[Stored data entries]

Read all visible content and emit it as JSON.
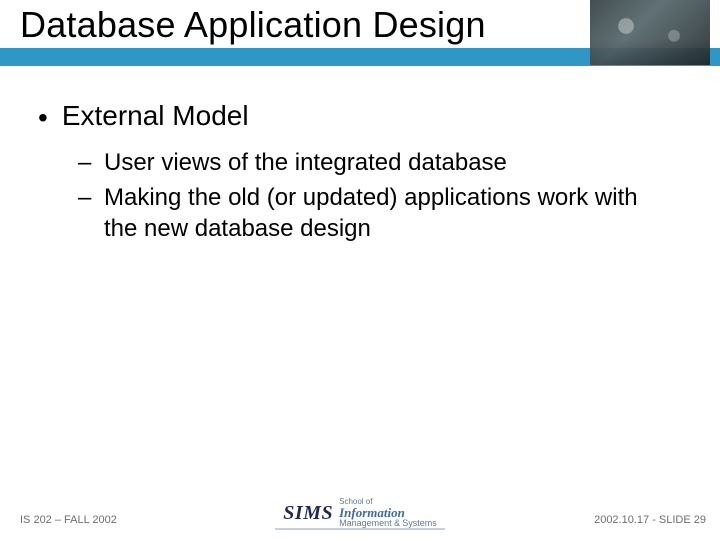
{
  "title": "Database Application Design",
  "bullets": {
    "l1": "External Model",
    "sub": [
      "User views of the integrated database",
      "Making the old (or updated) applications work with the new database design"
    ]
  },
  "footer": {
    "left": "IS 202 – FALL 2002",
    "right": "2002.10.17 - SLIDE 29",
    "logo": {
      "mark": "SIMS",
      "line1": "School of",
      "line2": "Information",
      "line3_prefix": "Management",
      "line3_amp": "&",
      "line3_suffix": "Systems"
    }
  }
}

> _REQUIRED WORK_
All of the lines above should be retyped precisely, apart from the pictures.

> _CORRECT OUTPUT_
Read all visible content and emit it as JSON.
{
  "title": "Database Application Design",
  "bullets": {
    "l1": "External Model",
    "sub": [
      "User views of the integrated database",
      "Making the old (or updated) applications work with the new database design"
    ]
  },
  "footer": {
    "left": "IS 202 – FALL 2002",
    "right": "2002.10.17 - SLIDE 29",
    "logo": {
      "mark": "SIMS",
      "line1": "School of",
      "line2": "Information",
      "line3_prefix": "Management",
      "line3_amp": "&",
      "line3_suffix": "Systems"
    }
  }
}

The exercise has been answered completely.